* _Material for this exercise_:
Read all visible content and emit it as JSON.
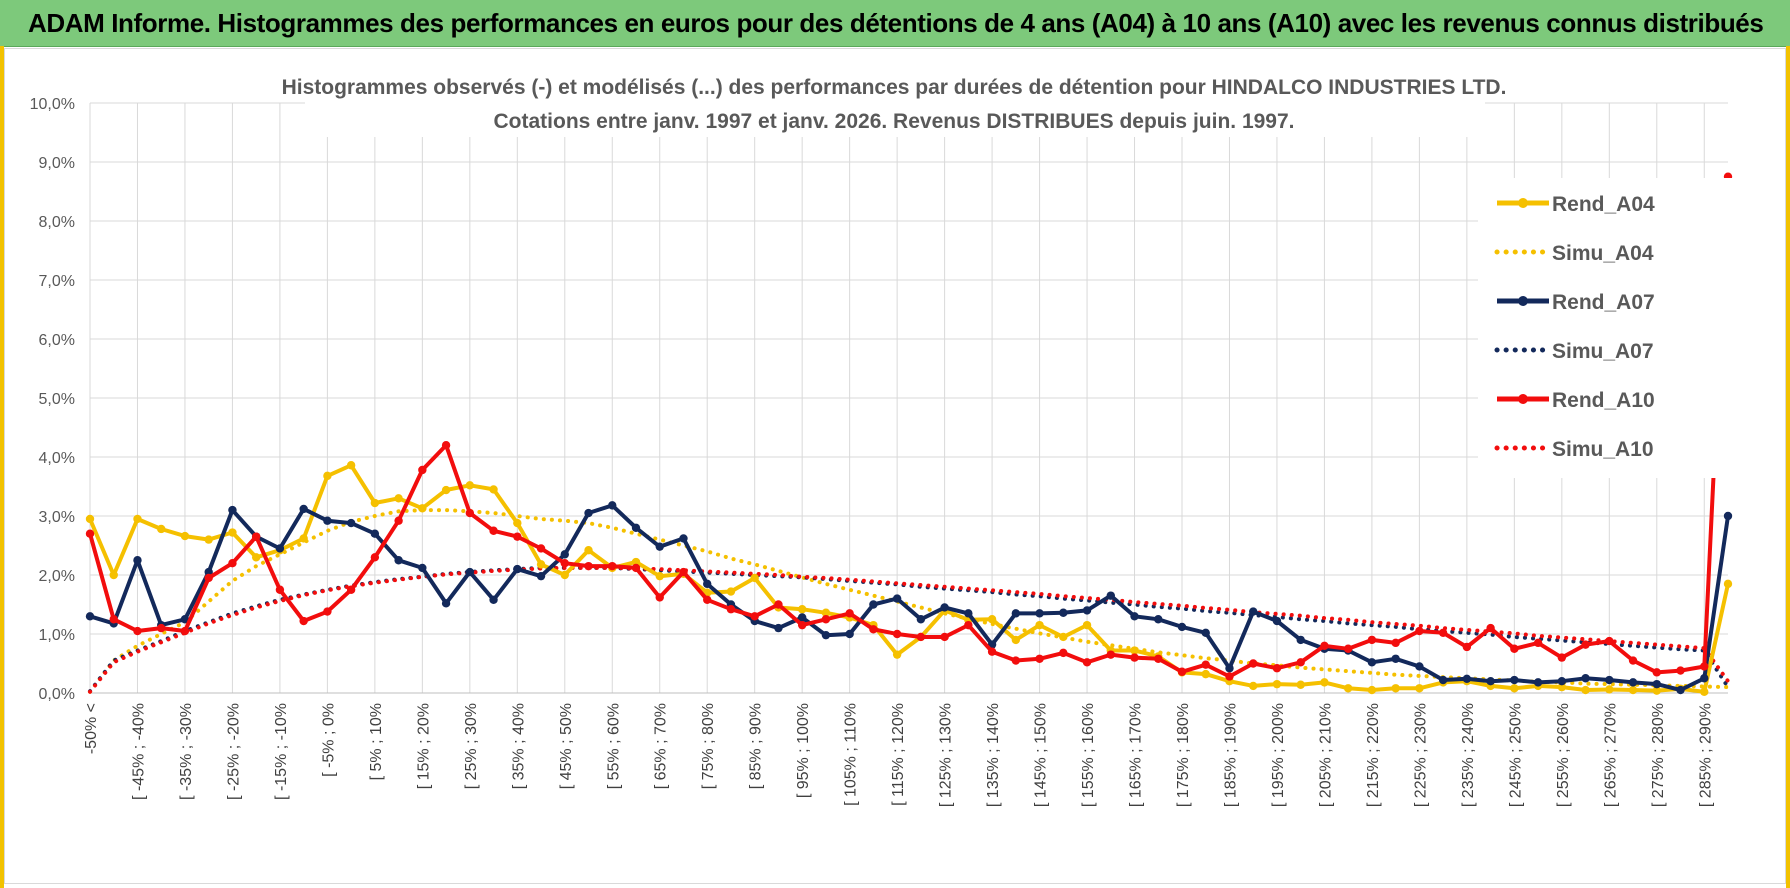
{
  "header": {
    "title": "ADAM Informe. Histogrammes des performances en euros pour des détentions de 4 ans (A04) à 10 ans (A10) avec les revenus connus distribués"
  },
  "colors": {
    "A04": "#f5c000",
    "A07": "#13295b",
    "A10": "#f20d0d",
    "grid": "#d9d9d9",
    "banner": "#7dc97b"
  },
  "chart_data": {
    "type": "line",
    "title_lines": [
      "Histogrammes observés (-) et modélisés (...) des performances par durées de détention pour HINDALCO INDUSTRIES LTD.",
      "Cotations entre janv. 1997 et janv. 2026. Revenus DISTRIBUES depuis juin. 1997."
    ],
    "ylim": [
      0,
      10
    ],
    "y_ticks": [
      "0,0%",
      "1,0%",
      "2,0%",
      "3,0%",
      "4,0%",
      "5,0%",
      "6,0%",
      "7,0%",
      "8,0%",
      "9,0%",
      "10,0%"
    ],
    "x_tick_labels": [
      "-50% <",
      "[ -45% ; -40%",
      "[ -35% ; -30%",
      "[ -25% ; -20%",
      "[ -15% ; -10%",
      "[ -5% ; 0%",
      "[ 5% ; 10%",
      "[ 15% ; 20%",
      "[ 25% ; 30%",
      "[ 35% ; 40%",
      "[ 45% ; 50%",
      "[ 55% ; 60%",
      "[ 65% ; 70%",
      "[ 75% ; 80%",
      "[ 85% ; 90%",
      "[ 95% ; 100%",
      "[ 105% ; 110%",
      "[ 115% ; 120%",
      "[ 125% ; 130%",
      "[ 135% ; 140%",
      "[ 145% ; 150%",
      "[ 155% ; 160%",
      "[ 165% ; 170%",
      "[ 175% ; 180%",
      "[ 185% ; 190%",
      "[ 195% ; 200%",
      "[ 205% ; 210%",
      "[ 215% ; 220%",
      "[ 225% ; 230%",
      "[ 235% ; 240%",
      "[ 245% ; 250%",
      "[ 255% ; 260%",
      "[ 265% ; 270%",
      "[ 275% ; 280%",
      "[ 285% ; 290%"
    ],
    "n_categories": 70,
    "series": [
      {
        "name": "Rend_A04",
        "color": "#f5c000",
        "style": "solid",
        "marker": true,
        "values": [
          2.95,
          2.0,
          2.95,
          2.78,
          2.66,
          2.6,
          2.72,
          2.3,
          2.42,
          2.62,
          3.68,
          3.86,
          3.22,
          3.3,
          3.13,
          3.44,
          3.52,
          3.45,
          2.88,
          2.18,
          2.0,
          2.42,
          2.12,
          2.22,
          1.98,
          2.02,
          1.7,
          1.72,
          1.95,
          1.45,
          1.42,
          1.36,
          1.28,
          1.15,
          0.65,
          0.95,
          1.4,
          1.24,
          1.25,
          0.9,
          1.15,
          0.95,
          1.15,
          0.72,
          0.72,
          0.62,
          0.35,
          0.32,
          0.2,
          0.12,
          0.15,
          0.14,
          0.18,
          0.08,
          0.05,
          0.08,
          0.08,
          0.18,
          0.2,
          0.12,
          0.08,
          0.12,
          0.1,
          0.05,
          0.06,
          0.05,
          0.04,
          0.07,
          0.02,
          1.85
        ]
      },
      {
        "name": "Simu_A04",
        "color": "#f5c000",
        "style": "dotted",
        "marker": false,
        "values": [
          0.02,
          0.55,
          0.8,
          1.0,
          1.2,
          1.55,
          1.9,
          2.15,
          2.35,
          2.55,
          2.75,
          2.9,
          3.0,
          3.08,
          3.1,
          3.1,
          3.08,
          3.05,
          3.0,
          2.95,
          2.92,
          2.88,
          2.8,
          2.7,
          2.6,
          2.5,
          2.4,
          2.28,
          2.18,
          2.07,
          1.96,
          1.85,
          1.75,
          1.65,
          1.55,
          1.45,
          1.35,
          1.26,
          1.17,
          1.09,
          1.01,
          0.94,
          0.87,
          0.81,
          0.75,
          0.69,
          0.64,
          0.59,
          0.55,
          0.5,
          0.47,
          0.43,
          0.4,
          0.37,
          0.34,
          0.31,
          0.29,
          0.27,
          0.25,
          0.23,
          0.21,
          0.19,
          0.18,
          0.16,
          0.15,
          0.14,
          0.13,
          0.12,
          0.11,
          0.1
        ]
      },
      {
        "name": "Rend_A07",
        "color": "#13295b",
        "style": "solid",
        "marker": true,
        "values": [
          1.3,
          1.18,
          2.25,
          1.15,
          1.25,
          2.05,
          3.1,
          2.65,
          2.45,
          3.12,
          2.92,
          2.88,
          2.7,
          2.25,
          2.12,
          1.52,
          2.05,
          1.58,
          2.1,
          1.98,
          2.35,
          3.05,
          3.18,
          2.8,
          2.48,
          2.62,
          1.85,
          1.5,
          1.22,
          1.1,
          1.28,
          0.98,
          1.0,
          1.5,
          1.6,
          1.25,
          1.45,
          1.35,
          0.82,
          1.35,
          1.35,
          1.36,
          1.4,
          1.65,
          1.3,
          1.25,
          1.12,
          1.02,
          0.42,
          1.38,
          1.22,
          0.9,
          0.75,
          0.72,
          0.52,
          0.58,
          0.45,
          0.22,
          0.24,
          0.2,
          0.22,
          0.18,
          0.2,
          0.25,
          0.22,
          0.18,
          0.15,
          0.05,
          0.25,
          3.0
        ]
      },
      {
        "name": "Simu_A07",
        "color": "#13295b",
        "style": "dotted",
        "marker": false,
        "values": [
          0.03,
          0.55,
          0.72,
          0.88,
          1.05,
          1.2,
          1.35,
          1.47,
          1.58,
          1.67,
          1.75,
          1.82,
          1.88,
          1.93,
          1.97,
          2.02,
          2.05,
          2.08,
          2.1,
          2.12,
          2.12,
          2.12,
          2.12,
          2.1,
          2.08,
          2.06,
          2.04,
          2.02,
          2.0,
          1.98,
          1.96,
          1.93,
          1.9,
          1.87,
          1.84,
          1.8,
          1.77,
          1.74,
          1.71,
          1.67,
          1.64,
          1.6,
          1.57,
          1.53,
          1.5,
          1.46,
          1.43,
          1.39,
          1.36,
          1.32,
          1.29,
          1.25,
          1.22,
          1.18,
          1.15,
          1.12,
          1.08,
          1.05,
          1.02,
          0.99,
          0.95,
          0.92,
          0.89,
          0.86,
          0.83,
          0.8,
          0.77,
          0.74,
          0.72,
          0.1
        ]
      },
      {
        "name": "Rend_A10",
        "color": "#f20d0d",
        "style": "solid",
        "marker": true,
        "values": [
          2.7,
          1.25,
          1.05,
          1.1,
          1.05,
          1.95,
          2.2,
          2.65,
          1.75,
          1.22,
          1.38,
          1.75,
          2.3,
          2.92,
          3.78,
          4.2,
          3.05,
          2.75,
          2.65,
          2.45,
          2.2,
          2.15,
          2.15,
          2.12,
          1.62,
          2.05,
          1.58,
          1.42,
          1.3,
          1.5,
          1.15,
          1.25,
          1.35,
          1.08,
          1.0,
          0.95,
          0.95,
          1.15,
          0.7,
          0.55,
          0.58,
          0.68,
          0.52,
          0.65,
          0.6,
          0.58,
          0.36,
          0.48,
          0.28,
          0.5,
          0.42,
          0.52,
          0.8,
          0.75,
          0.9,
          0.85,
          1.05,
          1.02,
          0.78,
          1.1,
          0.75,
          0.85,
          0.6,
          0.82,
          0.88,
          0.55,
          0.35,
          0.38,
          0.45,
          8.75
        ]
      },
      {
        "name": "Simu_A10",
        "color": "#f20d0d",
        "style": "dotted",
        "marker": false,
        "values": [
          0.02,
          0.52,
          0.7,
          0.86,
          1.02,
          1.18,
          1.32,
          1.45,
          1.56,
          1.66,
          1.74,
          1.81,
          1.87,
          1.92,
          1.97,
          2.01,
          2.04,
          2.07,
          2.09,
          2.11,
          2.12,
          2.12,
          2.12,
          2.11,
          2.1,
          2.08,
          2.06,
          2.04,
          2.02,
          2.0,
          1.97,
          1.95,
          1.92,
          1.89,
          1.86,
          1.83,
          1.8,
          1.77,
          1.74,
          1.71,
          1.68,
          1.64,
          1.61,
          1.58,
          1.54,
          1.51,
          1.48,
          1.44,
          1.41,
          1.37,
          1.34,
          1.31,
          1.27,
          1.24,
          1.2,
          1.17,
          1.14,
          1.1,
          1.07,
          1.04,
          1.01,
          0.97,
          0.94,
          0.91,
          0.88,
          0.85,
          0.82,
          0.79,
          0.76,
          0.2
        ]
      }
    ],
    "legend": [
      "Rend_A04",
      "Simu_A04",
      "Rend_A07",
      "Simu_A07",
      "Rend_A10",
      "Simu_A10"
    ]
  }
}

* _Goal_: Where a line above contains the string "pour", copy that line.

* _Solution for this task_:
    "title": "ADAM Informe. Histogrammes des performances en euros pour des détentions de 4 ans (A04) à 10 ans (A10) avec les revenus connus distribués"
      "Histogrammes observés (-) et modélisés (...) des performances par durées de détention pour HINDALCO INDUSTRIES LTD.",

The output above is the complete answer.